- [Lines of data]:
□ □ □ □

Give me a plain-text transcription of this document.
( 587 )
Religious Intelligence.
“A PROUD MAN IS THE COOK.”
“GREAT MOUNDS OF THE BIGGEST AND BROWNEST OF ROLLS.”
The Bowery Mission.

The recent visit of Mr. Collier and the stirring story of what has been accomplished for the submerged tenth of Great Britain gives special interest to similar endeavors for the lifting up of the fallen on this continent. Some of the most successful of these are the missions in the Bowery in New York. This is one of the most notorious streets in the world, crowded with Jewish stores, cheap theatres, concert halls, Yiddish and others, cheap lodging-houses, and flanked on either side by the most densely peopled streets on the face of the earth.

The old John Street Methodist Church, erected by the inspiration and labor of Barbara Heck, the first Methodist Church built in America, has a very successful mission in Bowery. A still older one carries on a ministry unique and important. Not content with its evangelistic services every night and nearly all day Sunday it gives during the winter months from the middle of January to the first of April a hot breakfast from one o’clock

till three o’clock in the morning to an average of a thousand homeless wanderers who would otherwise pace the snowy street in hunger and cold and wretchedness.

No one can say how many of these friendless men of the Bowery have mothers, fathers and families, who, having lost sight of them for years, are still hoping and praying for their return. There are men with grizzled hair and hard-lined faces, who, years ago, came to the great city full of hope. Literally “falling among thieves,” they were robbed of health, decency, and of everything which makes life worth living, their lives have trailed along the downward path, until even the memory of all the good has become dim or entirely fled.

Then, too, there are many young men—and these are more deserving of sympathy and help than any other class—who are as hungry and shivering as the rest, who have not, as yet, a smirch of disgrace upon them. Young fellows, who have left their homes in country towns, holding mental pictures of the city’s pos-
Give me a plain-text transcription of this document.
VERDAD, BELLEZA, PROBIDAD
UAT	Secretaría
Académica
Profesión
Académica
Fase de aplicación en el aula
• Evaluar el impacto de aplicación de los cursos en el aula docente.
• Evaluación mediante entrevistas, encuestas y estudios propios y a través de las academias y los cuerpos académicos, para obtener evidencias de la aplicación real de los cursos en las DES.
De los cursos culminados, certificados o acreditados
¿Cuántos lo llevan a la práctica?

□ □ □ □

- [REQUIREMENTS]:
Reproduce the material above exactly; please quote every line of it.

- [COMPLETED EXERCISE]:
Give me a plain-text transcription of this document.
( 587 )
Religious Intelligence.
“A PROUD MAN IS THE COOK.”
“GREAT MOUNDS OF THE BIGGEST AND BROWNEST OF ROLLS.”
The Bowery Mission.

The recent visit of Mr. Collier and the stirring story of what has been accomplished for the submerged tenth of Great Britain gives special interest to similar endeavors for the lifting up of the fallen on this continent. Some of the most successful of these are the missions in the Bowery in New York. This is one of the most notorious streets in the world, crowded with Jewish stores, cheap theatres, concert halls, Yiddish and others, cheap lodging-houses, and flanked on either side by the most densely peopled streets on the face of the earth.

The old John Street Methodist Church, erected by the inspiration and labor of Barbara Heck, the first Methodist Church built in America, has a very successful mission in Bowery. A still older one carries on a ministry unique and important. Not content with its evangelistic services every night and nearly all day Sunday it gives during the winter months from the middle of January to the first of April a hot breakfast from one o’clock

till three o’clock in the morning to an average of a thousand homeless wanderers who would otherwise pace the snowy street in hunger and cold and wretchedness.

No one can say how many of these friendless men of the Bowery have mothers, fathers and families, who, having lost sight of them for years, are still hoping and praying for their return. There are men with grizzled hair and hard-lined faces, who, years ago, came to the great city full of hope. Literally “falling among thieves,” they were robbed of health, decency, and of everything which makes life worth living, their lives have trailed along the downward path, until even the memory of all the good has become dim or entirely fled.

Then, too, there are many young men—and these are more deserving of sympathy and help than any other class—who are as hungry and shivering as the rest, who have not, as yet, a smirch of disgrace upon them. Young fellows, who have left their homes in country towns, holding mental pictures of the city’s pos-
Give me a plain-text transcription of this document.
VERDAD, BELLEZA, PROBIDAD
UAT	Secretaría
Académica
Profesión
Académica
Fase de aplicación en el aula
• Evaluar el impacto de aplicación de los cursos en el aula docente.
• Evaluación mediante entrevistas, encuestas y estudios propios y a través de las academias y los cuerpos académicos, para obtener evidencias de la aplicación real de los cursos en las DES.
De los cursos culminados, certificados o acreditados
¿Cuántos lo llevan a la práctica?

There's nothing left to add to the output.